[Instructions for the task]: Set down the full listing exactly as given. Any pictures are to be left out.

## begin

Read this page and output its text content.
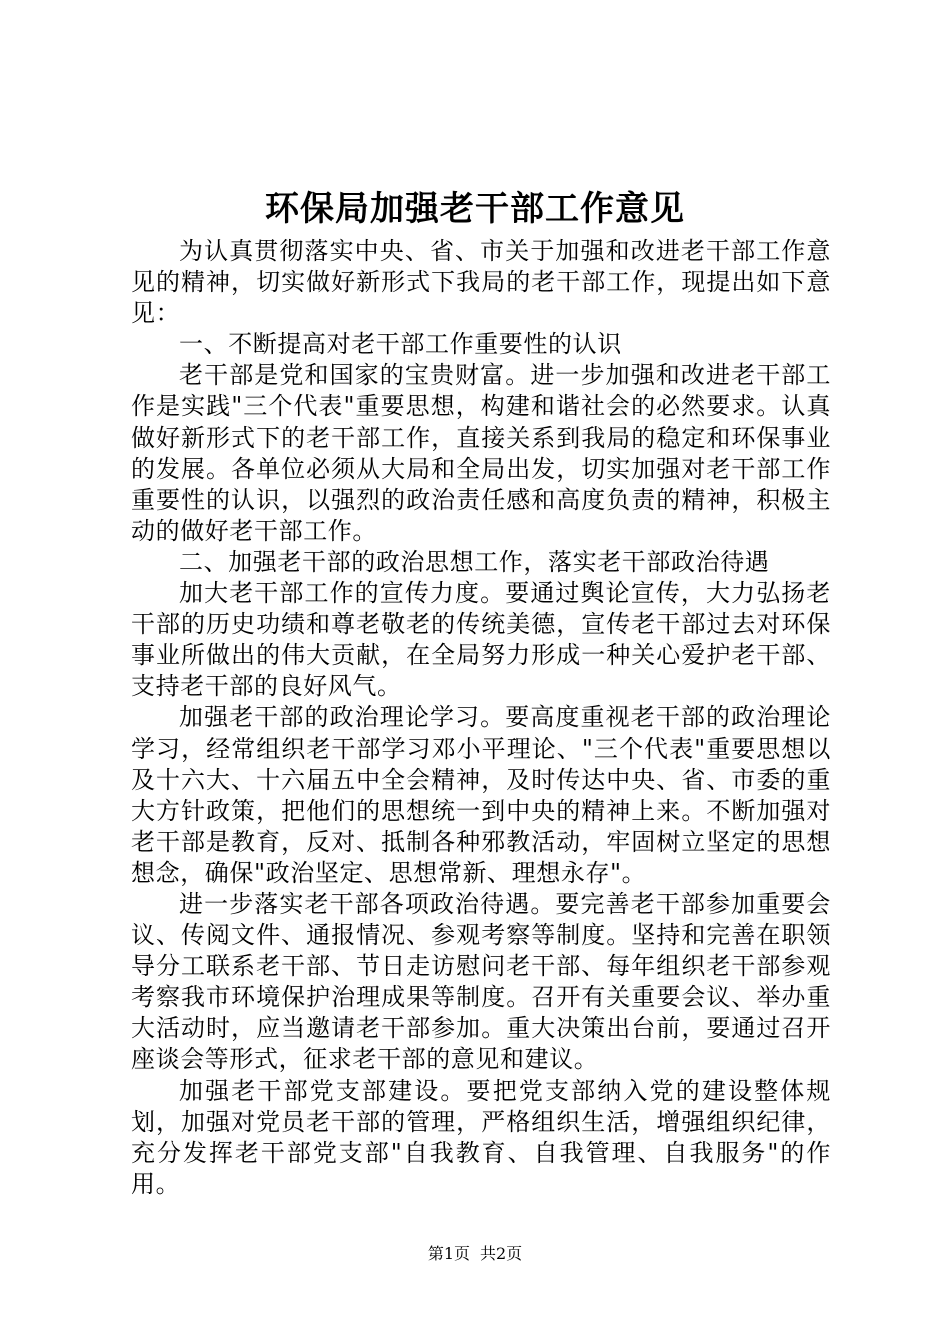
环保局加强老干部工作意见

为认真贯彻落实中央、省、市关于加强和改进老干部工作意见的精神，切实做好新形式下我局的老干部工作，现提出如下意见：

一、不断提高对老干部工作重要性的认识

老干部是党和国家的宝贵财富。进一步加强和改进老干部工作是实践"三个代表"重要思想，构建和谐社会的必然要求。认真做好新形式下的老干部工作，直接关系到我局的稳定和环保事业的发展。各单位必须从大局和全局出发，切实加强对老干部工作重要性的认识，以强烈的政治责任感和高度负责的精神，积极主动的做好老干部工作。

二、加强老干部的政治思想工作，落实老干部政治待遇

加大老干部工作的宣传力度。要通过舆论宣传，大力弘扬老干部的历史功绩和尊老敬老的传统美德，宣传老干部过去对环保事业所做出的伟大贡献，在全局努力形成一种关心爱护老干部、支持老干部的良好风气。

加强老干部的政治理论学习。要高度重视老干部的政治理论学习，经常组织老干部学习邓小平理论、"三个代表"重要思想以及十六大、十六届五中全会精神，及时传达中央、省、市委的重大方针政策，把他们的思想统一到中央的精神上来。不断加强对老干部是教育，反对、抵制各种邪教活动，牢固树立坚定的思想想念，确保"政治坚定、思想常新、理想永存"。

进一步落实老干部各项政治待遇。要完善老干部参加重要会议、传阅文件、通报情况、参观考察等制度。坚持和完善在职领导分工联系老干部、节日走访慰问老干部、每年组织老干部参观考察我市环境保护治理成果等制度。召开有关重要会议、举办重大活动时，应当邀请老干部参加。重大决策出台前，要通过召开座谈会等形式，征求老干部的意见和建议。

加强老干部党支部建设。要把党支部纳入党的建设整体规划，加强对党员老干部的管理，严格组织生活，增强组织纪律，充分发挥老干部党支部"自我教育、自我管理、自我服务"的作用。

第1页 共2页
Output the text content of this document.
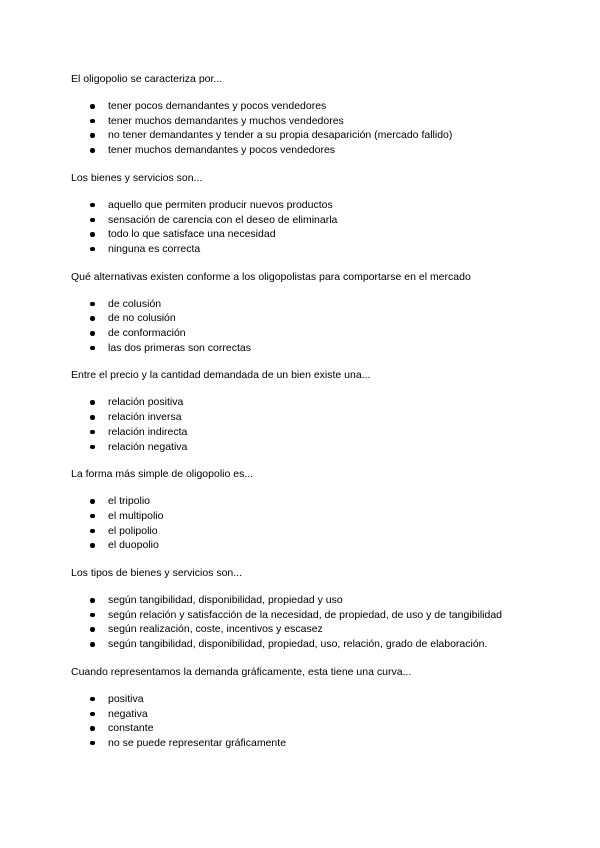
El oligopolio se caracteriza por...

tener pocos demandantes y pocos vendedores
tener muchos demandantes y muchos vendedores
no tener demandantes y tender a su propia desaparición (mercado fallido)
tener muchos demandantes y pocos vendedores

Los bienes y servicios son...

aquello que permiten producir nuevos productos
sensación de carencia con el deseo de eliminarla
todo lo que satisface una necesidad
ninguna es correcta

Qué alternativas existen conforme a los oligopolistas para comportarse en el mercado

de colusión
de no colusión
de conformación
las dos primeras son correctas

Entre el precio y la cantidad demandada de un bien existe una...

relación positiva
relación inversa
relación indirecta
relación negativa

La forma más simple de oligopolio es...

el tripolio
el multipolio
el polipolio
el duopolio

Los tipos de bienes y servicios son...

según tangibilidad, disponibilidad, propiedad y uso
según relación y satisfacción de la necesidad, de propiedad, de uso y de tangibilidad
según realización, coste, incentivos y escasez
según tangibilidad, disponibilidad, propiedad, uso, relación, grado de elaboración.

Cuando representamos la demanda gráficamente, esta tiene una curva...

positiva
negativa
constante
no se puede representar gráficamente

## end

[Answer]:
Read this page and output its text content.
环保局加强老干部工作意见

为认真贯彻落实中央、省、市关于加强和改进老干部工作意见的精神，切实做好新形式下我局的老干部工作，现提出如下意见：

一、不断提高对老干部工作重要性的认识

老干部是党和国家的宝贵财富。进一步加强和改进老干部工作是实践"三个代表"重要思想，构建和谐社会的必然要求。认真做好新形式下的老干部工作，直接关系到我局的稳定和环保事业的发展。各单位必须从大局和全局出发，切实加强对老干部工作重要性的认识，以强烈的政治责任感和高度负责的精神，积极主动的做好老干部工作。

二、加强老干部的政治思想工作，落实老干部政治待遇

加大老干部工作的宣传力度。要通过舆论宣传，大力弘扬老干部的历史功绩和尊老敬老的传统美德，宣传老干部过去对环保事业所做出的伟大贡献，在全局努力形成一种关心爱护老干部、支持老干部的良好风气。

加强老干部的政治理论学习。要高度重视老干部的政治理论学习，经常组织老干部学习邓小平理论、"三个代表"重要思想以及十六大、十六届五中全会精神，及时传达中央、省、市委的重大方针政策，把他们的思想统一到中央的精神上来。不断加强对老干部是教育，反对、抵制各种邪教活动，牢固树立坚定的思想想念，确保"政治坚定、思想常新、理想永存"。

进一步落实老干部各项政治待遇。要完善老干部参加重要会议、传阅文件、通报情况、参观考察等制度。坚持和完善在职领导分工联系老干部、节日走访慰问老干部、每年组织老干部参观考察我市环境保护治理成果等制度。召开有关重要会议、举办重大活动时，应当邀请老干部参加。重大决策出台前，要通过召开座谈会等形式，征求老干部的意见和建议。

加强老干部党支部建设。要把党支部纳入党的建设整体规划，加强对党员老干部的管理，严格组织生活，增强组织纪律，充分发挥老干部党支部"自我教育、自我管理、自我服务"的作用。

第1页 共2页
Output the text content of this document.
El oligopolio se caracteriza por...

tener pocos demandantes y pocos vendedores
tener muchos demandantes y muchos vendedores
no tener demandantes y tender a su propia desaparición (mercado fallido)
tener muchos demandantes y pocos vendedores

Los bienes y servicios son...

aquello que permiten producir nuevos productos
sensación de carencia con el deseo de eliminarla
todo lo que satisface una necesidad
ninguna es correcta

Qué alternativas existen conforme a los oligopolistas para comportarse en el mercado

de colusión
de no colusión
de conformación
las dos primeras son correctas

Entre el precio y la cantidad demandada de un bien existe una...

relación positiva
relación inversa
relación indirecta
relación negativa

La forma más simple de oligopolio es...

el tripolio
el multipolio
el polipolio
el duopolio

Los tipos de bienes y servicios son...

según tangibilidad, disponibilidad, propiedad y uso
según relación y satisfacción de la necesidad, de propiedad, de uso y de tangibilidad
según realización, coste, incentivos y escasez
según tangibilidad, disponibilidad, propiedad, uso, relación, grado de elaboración.

Cuando representamos la demanda gráficamente, esta tiene una curva...

positiva
negativa
constante
no se puede representar gráficamente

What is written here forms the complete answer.